Will you output all of the data below exactly, omitting the images?

++++ DATASET CONTENT ++++

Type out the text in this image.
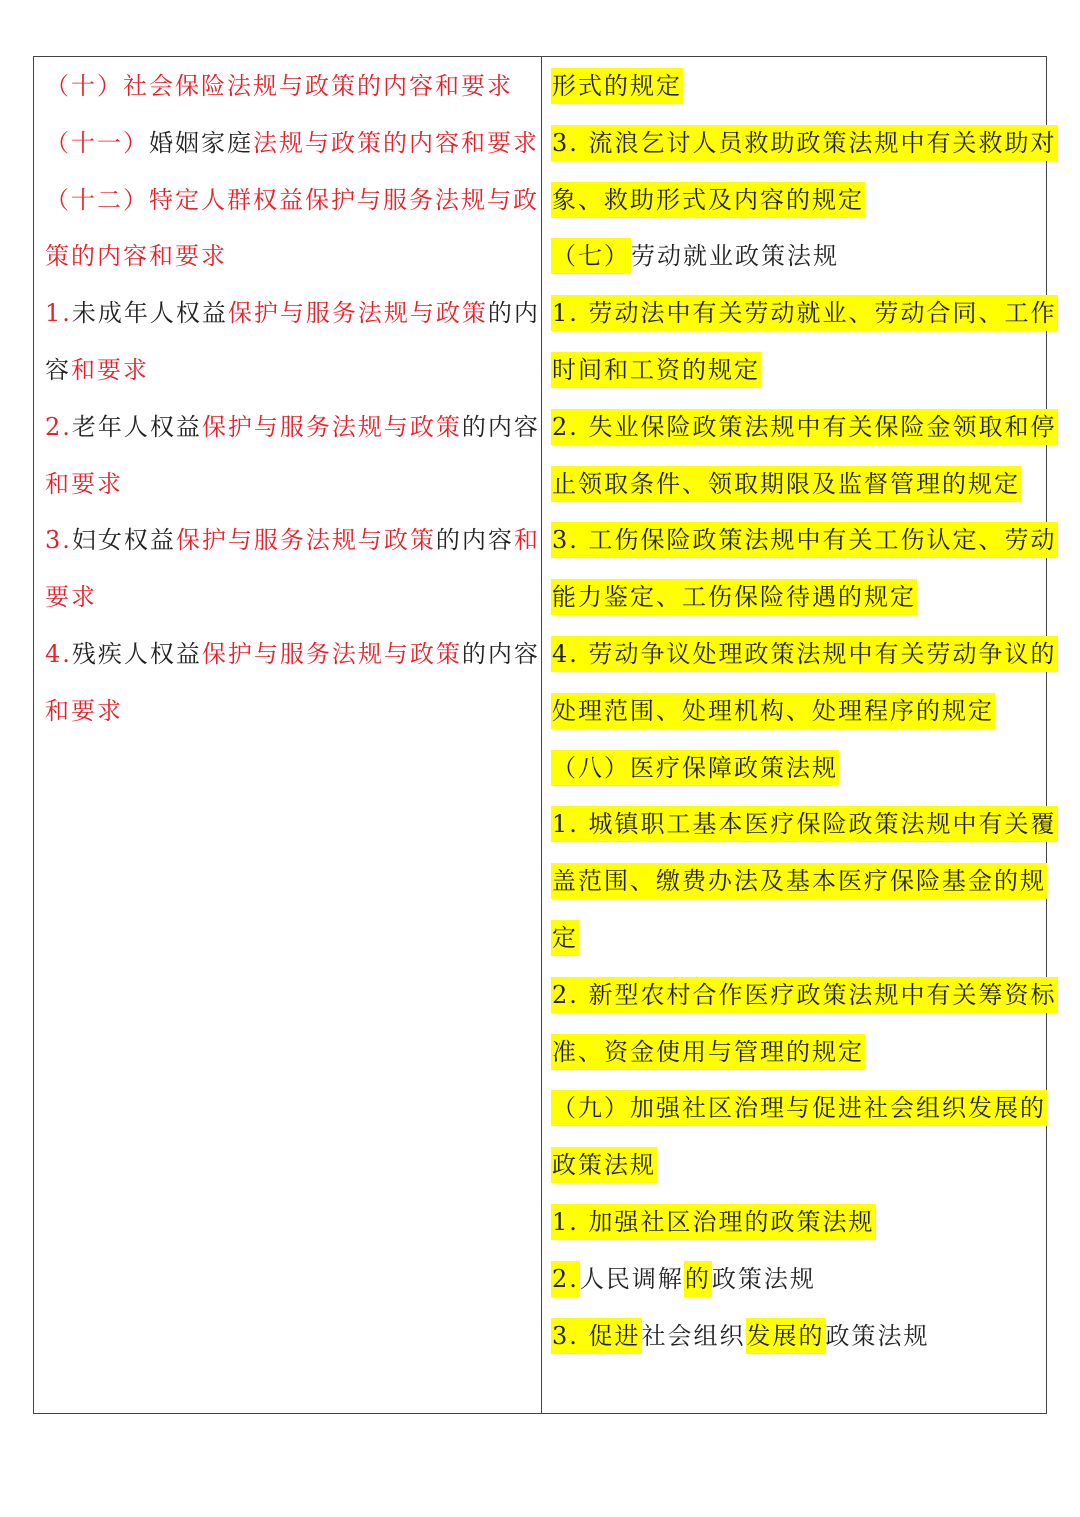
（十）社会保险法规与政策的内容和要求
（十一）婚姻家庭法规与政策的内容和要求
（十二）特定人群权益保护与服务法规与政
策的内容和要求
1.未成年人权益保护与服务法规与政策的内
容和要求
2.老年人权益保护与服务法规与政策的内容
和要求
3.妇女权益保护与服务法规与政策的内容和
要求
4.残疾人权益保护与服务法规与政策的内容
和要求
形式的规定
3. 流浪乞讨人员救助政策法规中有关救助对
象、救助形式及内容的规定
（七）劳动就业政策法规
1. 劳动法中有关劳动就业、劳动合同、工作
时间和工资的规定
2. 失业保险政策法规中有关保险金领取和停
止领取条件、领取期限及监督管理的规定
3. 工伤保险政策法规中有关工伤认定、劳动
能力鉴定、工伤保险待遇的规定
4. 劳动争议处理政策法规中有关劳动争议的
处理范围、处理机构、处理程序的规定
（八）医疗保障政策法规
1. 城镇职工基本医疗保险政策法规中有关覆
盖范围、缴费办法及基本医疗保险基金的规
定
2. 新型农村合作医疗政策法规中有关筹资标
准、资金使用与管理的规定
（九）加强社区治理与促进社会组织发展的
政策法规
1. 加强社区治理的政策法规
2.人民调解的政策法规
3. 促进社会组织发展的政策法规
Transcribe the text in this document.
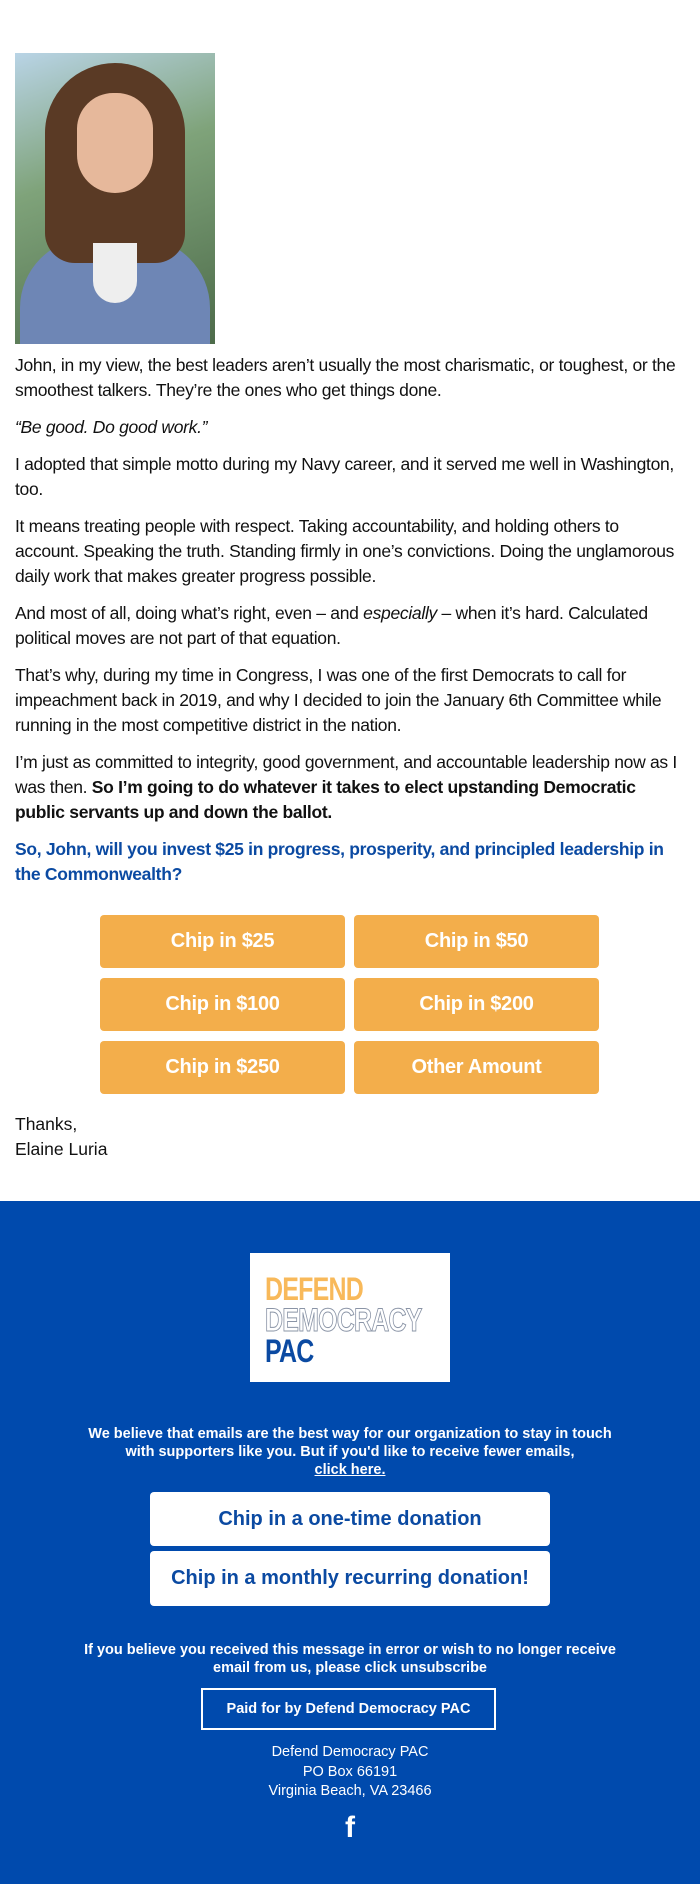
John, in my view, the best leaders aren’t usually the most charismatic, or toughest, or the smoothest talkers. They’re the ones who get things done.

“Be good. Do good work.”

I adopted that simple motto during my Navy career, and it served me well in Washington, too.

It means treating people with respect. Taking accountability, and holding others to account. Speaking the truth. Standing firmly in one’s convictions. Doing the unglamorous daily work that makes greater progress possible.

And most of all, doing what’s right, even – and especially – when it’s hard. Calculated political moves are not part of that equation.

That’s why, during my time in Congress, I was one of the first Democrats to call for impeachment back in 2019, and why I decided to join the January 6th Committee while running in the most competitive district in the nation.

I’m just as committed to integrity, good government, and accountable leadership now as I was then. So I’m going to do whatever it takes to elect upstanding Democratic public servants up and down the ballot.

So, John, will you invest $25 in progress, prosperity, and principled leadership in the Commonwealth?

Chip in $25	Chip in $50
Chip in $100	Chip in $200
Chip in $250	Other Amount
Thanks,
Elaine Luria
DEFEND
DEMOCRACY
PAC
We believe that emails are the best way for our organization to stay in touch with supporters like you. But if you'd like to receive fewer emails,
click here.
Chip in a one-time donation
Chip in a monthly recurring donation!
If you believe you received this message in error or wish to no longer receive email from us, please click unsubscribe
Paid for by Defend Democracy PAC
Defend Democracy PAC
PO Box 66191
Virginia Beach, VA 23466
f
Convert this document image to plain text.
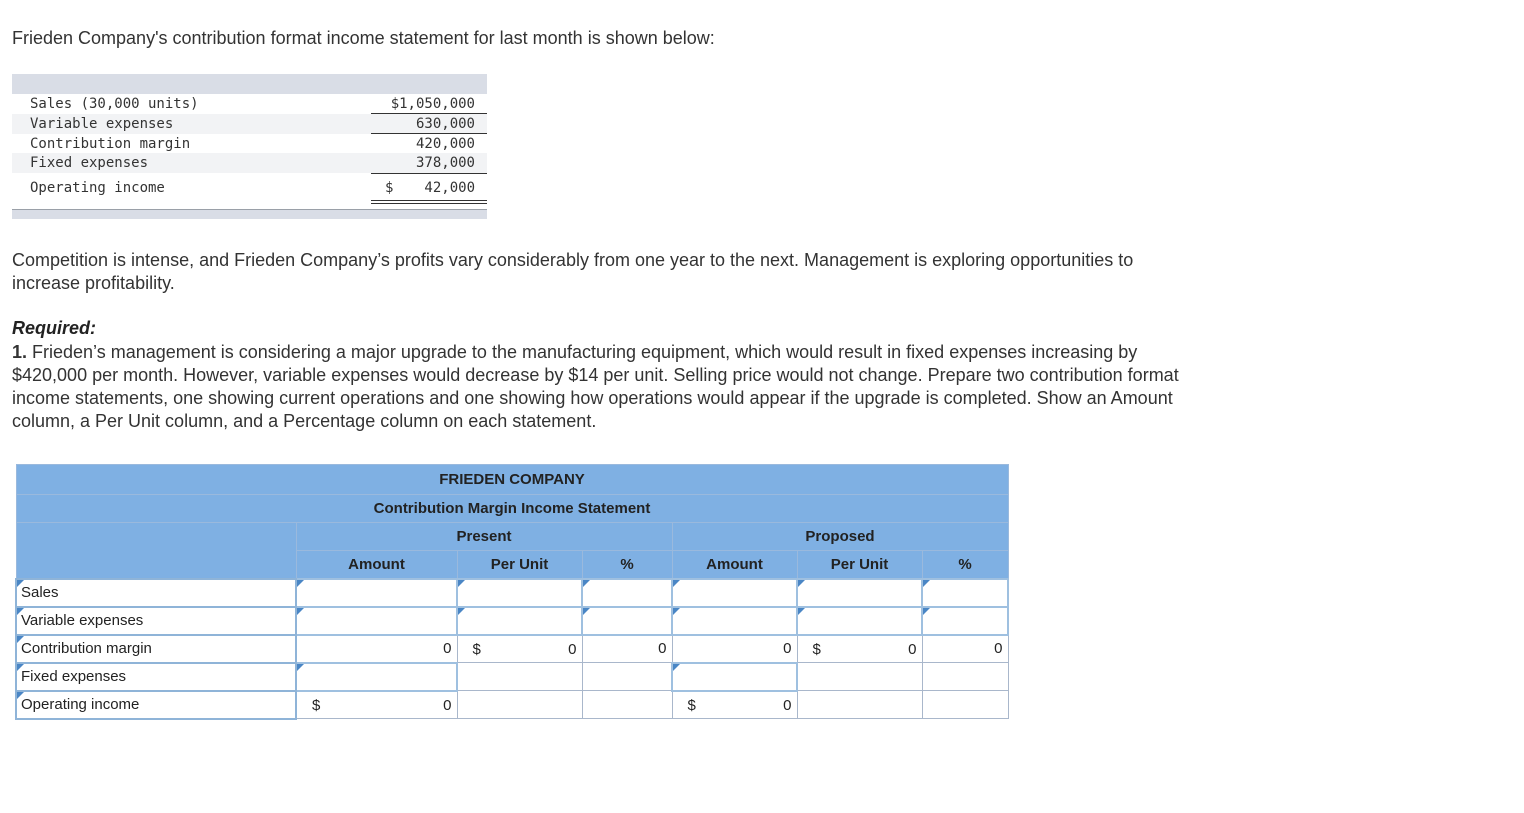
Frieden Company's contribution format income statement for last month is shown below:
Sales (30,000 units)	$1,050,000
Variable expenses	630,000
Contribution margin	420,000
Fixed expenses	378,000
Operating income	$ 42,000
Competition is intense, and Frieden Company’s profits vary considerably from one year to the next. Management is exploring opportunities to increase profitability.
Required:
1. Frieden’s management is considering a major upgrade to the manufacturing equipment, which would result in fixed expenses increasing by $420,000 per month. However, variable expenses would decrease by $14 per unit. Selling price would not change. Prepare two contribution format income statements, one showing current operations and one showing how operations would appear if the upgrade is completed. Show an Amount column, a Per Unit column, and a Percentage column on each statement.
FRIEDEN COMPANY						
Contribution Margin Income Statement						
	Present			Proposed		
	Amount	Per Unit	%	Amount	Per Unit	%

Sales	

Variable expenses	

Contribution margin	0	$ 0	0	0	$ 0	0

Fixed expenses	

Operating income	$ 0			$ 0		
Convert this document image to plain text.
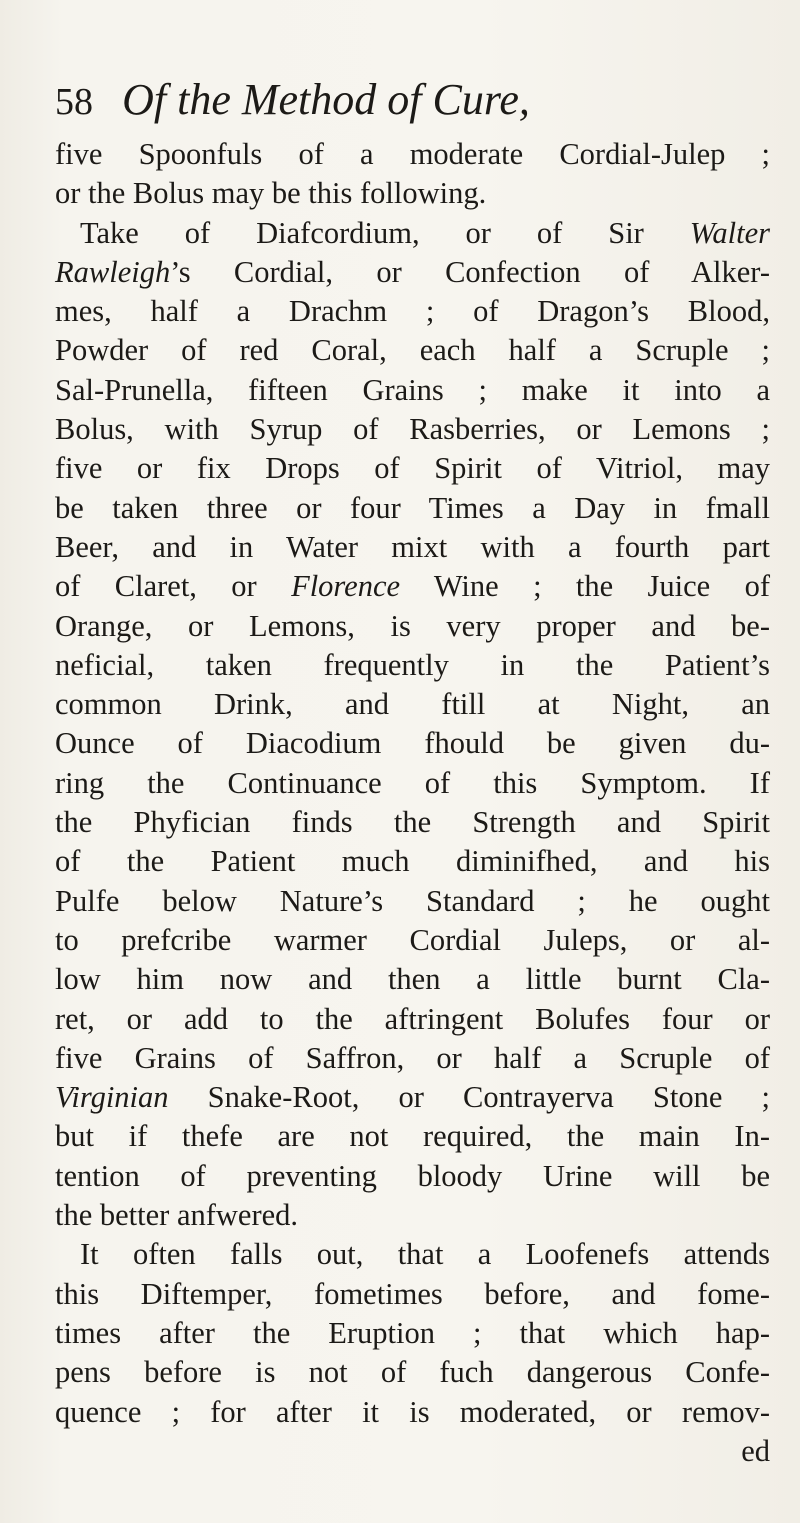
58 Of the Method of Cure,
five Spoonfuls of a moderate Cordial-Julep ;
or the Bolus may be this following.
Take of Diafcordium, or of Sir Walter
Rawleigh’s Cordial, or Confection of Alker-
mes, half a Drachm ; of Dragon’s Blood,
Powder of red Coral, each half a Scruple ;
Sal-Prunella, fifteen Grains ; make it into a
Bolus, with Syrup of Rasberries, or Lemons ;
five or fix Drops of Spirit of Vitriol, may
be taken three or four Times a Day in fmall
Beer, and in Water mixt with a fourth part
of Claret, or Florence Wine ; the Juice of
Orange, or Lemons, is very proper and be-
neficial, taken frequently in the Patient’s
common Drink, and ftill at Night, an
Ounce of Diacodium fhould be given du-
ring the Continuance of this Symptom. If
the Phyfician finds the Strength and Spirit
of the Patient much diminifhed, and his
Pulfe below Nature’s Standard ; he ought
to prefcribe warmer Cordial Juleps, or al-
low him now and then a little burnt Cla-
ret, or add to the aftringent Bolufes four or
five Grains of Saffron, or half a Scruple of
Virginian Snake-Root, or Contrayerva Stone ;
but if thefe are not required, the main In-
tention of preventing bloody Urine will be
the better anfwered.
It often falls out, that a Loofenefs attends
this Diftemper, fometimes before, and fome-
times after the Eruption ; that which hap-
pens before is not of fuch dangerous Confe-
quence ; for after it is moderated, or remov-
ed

++++

SOLUTION TO THIS TASK —
Type out the text in this image.
（十）社会保险法规与政策的内容和要求
（十一）婚姻家庭法规与政策的内容和要求
（十二）特定人群权益保护与服务法规与政
策的内容和要求
1.未成年人权益保护与服务法规与政策的内
容和要求
2.老年人权益保护与服务法规与政策的内容
和要求
3.妇女权益保护与服务法规与政策的内容和
要求
4.残疾人权益保护与服务法规与政策的内容
和要求
形式的规定
3. 流浪乞讨人员救助政策法规中有关救助对
象、救助形式及内容的规定
（七）劳动就业政策法规
1. 劳动法中有关劳动就业、劳动合同、工作
时间和工资的规定
2. 失业保险政策法规中有关保险金领取和停
止领取条件、领取期限及监督管理的规定
3. 工伤保险政策法规中有关工伤认定、劳动
能力鉴定、工伤保险待遇的规定
4. 劳动争议处理政策法规中有关劳动争议的
处理范围、处理机构、处理程序的规定
（八）医疗保障政策法规
1. 城镇职工基本医疗保险政策法规中有关覆
盖范围、缴费办法及基本医疗保险基金的规
定
2. 新型农村合作医疗政策法规中有关筹资标
准、资金使用与管理的规定
（九）加强社区治理与促进社会组织发展的
政策法规
1. 加强社区治理的政策法规
2.人民调解的政策法规
3. 促进社会组织发展的政策法规
Transcribe the text in this document.
John, in my view, the best leaders aren’t usually the most charismatic, or toughest, or the smoothest talkers. They’re the ones who get things done.

“Be good. Do good work.”

I adopted that simple motto during my Navy career, and it served me well in Washington, too.

It means treating people with respect. Taking accountability, and holding others to account. Speaking the truth. Standing firmly in one’s convictions. Doing the unglamorous daily work that makes greater progress possible.

And most of all, doing what’s right, even – and especially – when it’s hard. Calculated political moves are not part of that equation.

That’s why, during my time in Congress, I was one of the first Democrats to call for impeachment back in 2019, and why I decided to join the January 6th Committee while running in the most competitive district in the nation.

I’m just as committed to integrity, good government, and accountable leadership now as I was then. So I’m going to do whatever it takes to elect upstanding Democratic public servants up and down the ballot.

So, John, will you invest $25 in progress, prosperity, and principled leadership in the Commonwealth?

Chip in $25	Chip in $50
Chip in $100	Chip in $200
Chip in $250	Other Amount
Thanks,
Elaine Luria
DEFEND
DEMOCRACY
PAC
We believe that emails are the best way for our organization to stay in touch with supporters like you. But if you'd like to receive fewer emails,
click here.
Chip in a one-time donation
Chip in a monthly recurring donation!
If you believe you received this message in error or wish to no longer receive email from us, please click unsubscribe
Paid for by Defend Democracy PAC
Defend Democracy PAC
PO Box 66191
Virginia Beach, VA 23466
f
Convert this document image to plain text.
Frieden Company's contribution format income statement for last month is shown below:
Sales (30,000 units)	$1,050,000
Variable expenses	630,000
Contribution margin	420,000
Fixed expenses	378,000
Operating income	$ 42,000
Competition is intense, and Frieden Company’s profits vary considerably from one year to the next. Management is exploring opportunities to increase profitability.
Required:
1. Frieden’s management is considering a major upgrade to the manufacturing equipment, which would result in fixed expenses increasing by $420,000 per month. However, variable expenses would decrease by $14 per unit. Selling price would not change. Prepare two contribution format income statements, one showing current operations and one showing how operations would appear if the upgrade is completed. Show an Amount column, a Per Unit column, and a Percentage column on each statement.
FRIEDEN COMPANY						
Contribution Margin Income Statement						
	Present			Proposed		
	Amount	Per Unit	%	Amount	Per Unit	%

Sales	

Variable expenses	

Contribution margin	0	$ 0	0	0	$ 0	0

Fixed expenses	

Operating income	$ 0			$ 0		
Convert this document image to plain text.
58 Of the Method of Cure,
five Spoonfuls of a moderate Cordial-Julep ;
or the Bolus may be this following.
Take of Diafcordium, or of Sir Walter
Rawleigh’s Cordial, or Confection of Alker-
mes, half a Drachm ; of Dragon’s Blood,
Powder of red Coral, each half a Scruple ;
Sal-Prunella, fifteen Grains ; make it into a
Bolus, with Syrup of Rasberries, or Lemons ;
five or fix Drops of Spirit of Vitriol, may
be taken three or four Times a Day in fmall
Beer, and in Water mixt with a fourth part
of Claret, or Florence Wine ; the Juice of
Orange, or Lemons, is very proper and be-
neficial, taken frequently in the Patient’s
common Drink, and ftill at Night, an
Ounce of Diacodium fhould be given du-
ring the Continuance of this Symptom. If
the Phyfician finds the Strength and Spirit
of the Patient much diminifhed, and his
Pulfe below Nature’s Standard ; he ought
to prefcribe warmer Cordial Juleps, or al-
low him now and then a little burnt Cla-
ret, or add to the aftringent Bolufes four or
five Grains of Saffron, or half a Scruple of
Virginian Snake-Root, or Contrayerva Stone ;
but if thefe are not required, the main In-
tention of preventing bloody Urine will be
the better anfwered.
It often falls out, that a Loofenefs attends
this Diftemper, fometimes before, and fome-
times after the Eruption ; that which hap-
pens before is not of fuch dangerous Confe-
quence ; for after it is moderated, or remov-
ed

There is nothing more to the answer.